- **WHAT IS BEING ASKED**
Work through the data below and give the number of lines holding "Desejo", nothing more.

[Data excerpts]
************
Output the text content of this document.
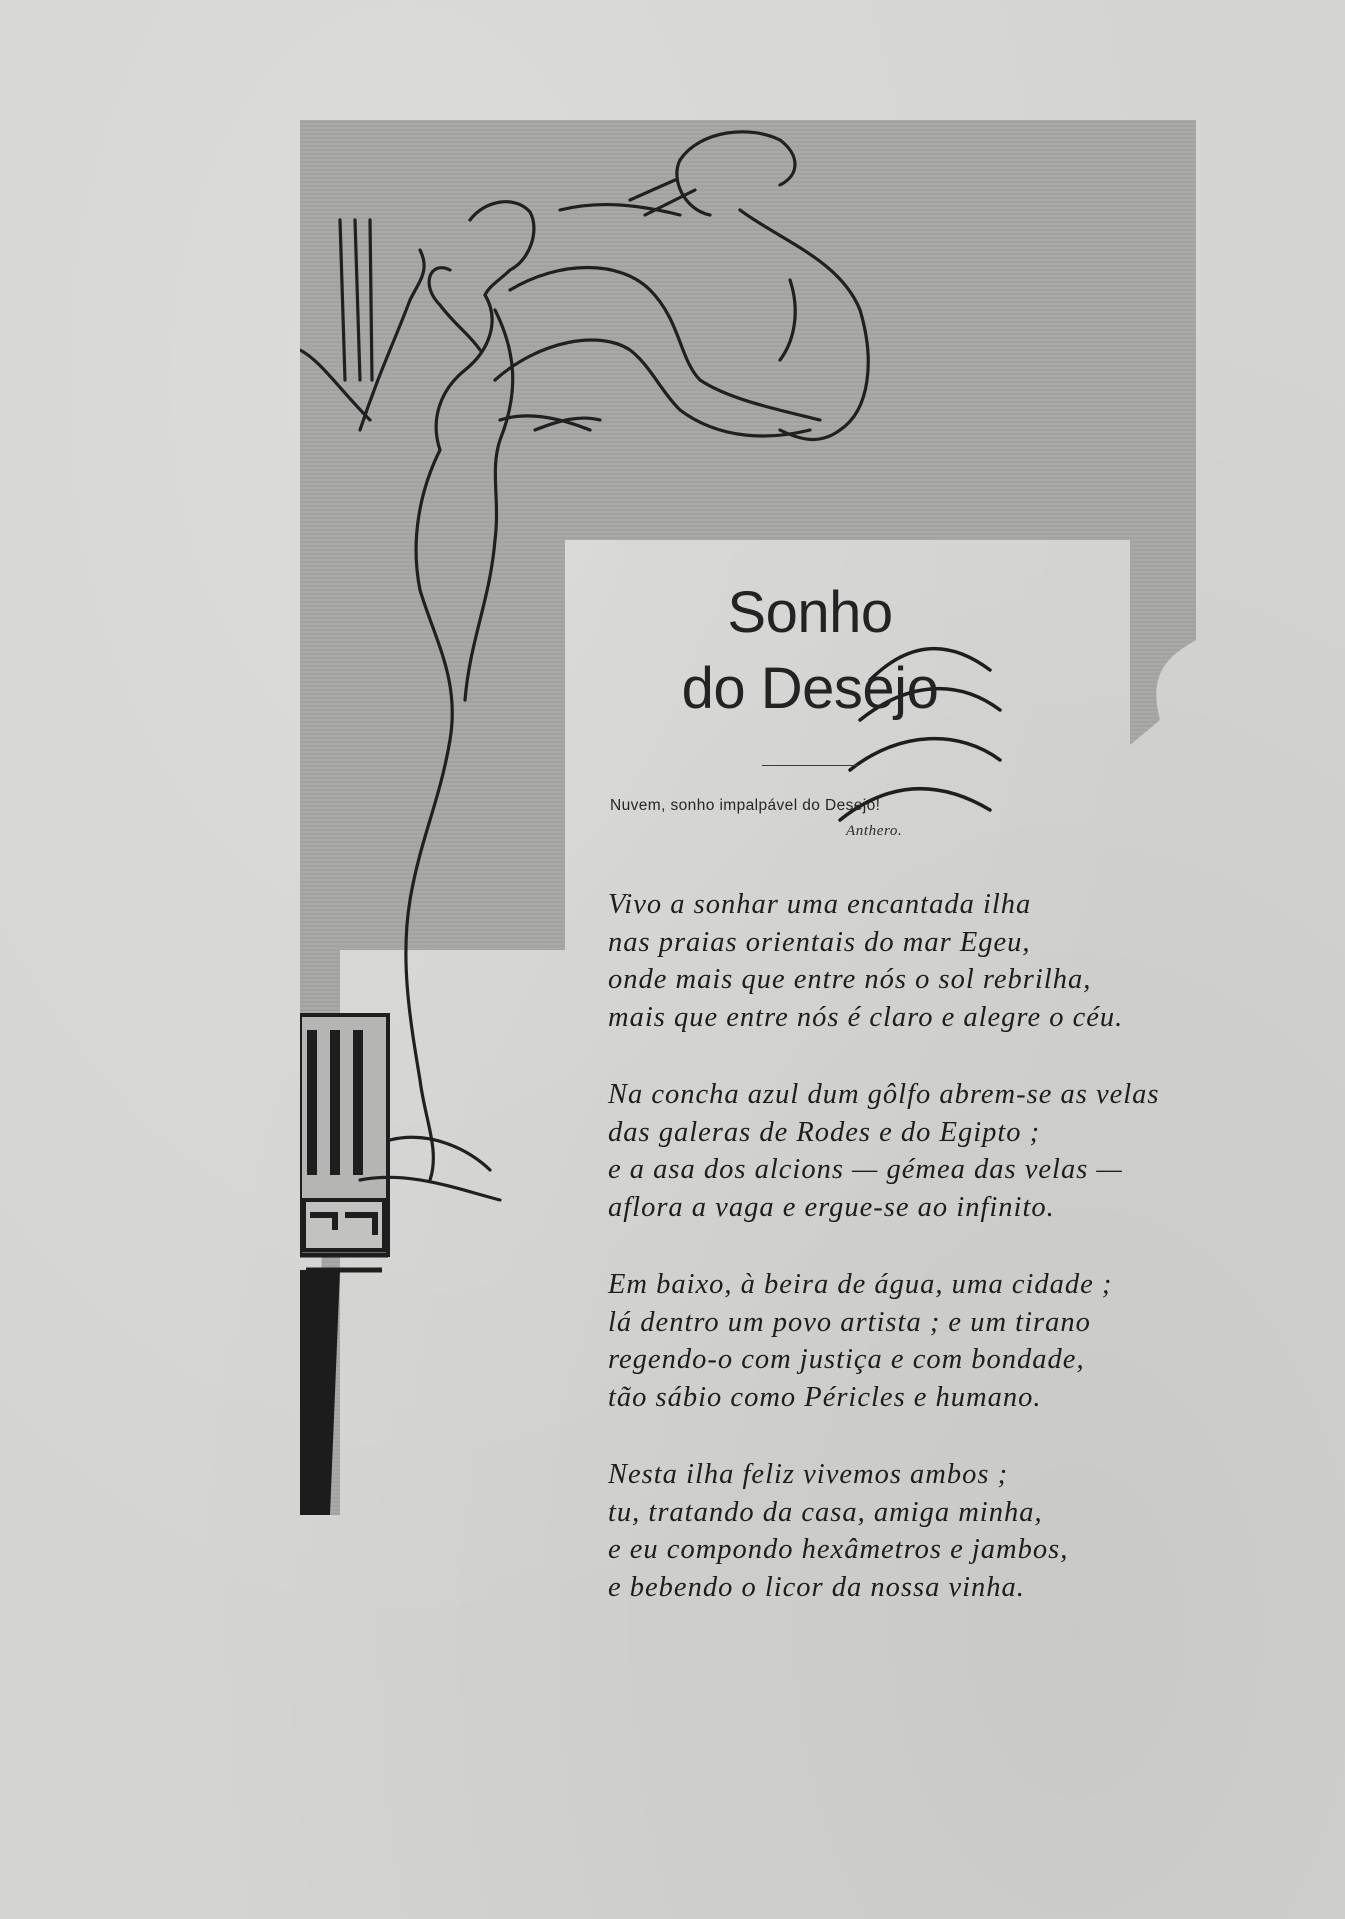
Sonho
do Desejo
Nuvem, sonho impalpável do Desejo!
Anthero.
Vivo a sonhar uma encantada ilha
nas praias orientais do mar Egeu,
onde mais que entre nós o sol rebrilha,
mais que entre nós é claro e alegre o céu.
Na concha azul dum gôlfo abrem-se as velas
das galeras de Rodes e do Egipto ;
e a asa dos alcions — gémea das velas —
aflora a vaga e ergue-se ao infinito.
Em baixo, à beira de água, uma cidade ;
lá dentro um povo artista ; e um tirano
regendo-o com justiça e com bondade,
tão sábio como Péricles e humano.
Nesta ilha feliz vivemos ambos ;
tu, tratando da casa, amiga minha,
e eu compondo hexâmetros e jambos,
e bebendo o licor da nossa vinha.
************
- **ANSWER TO THE EXERCISE**
2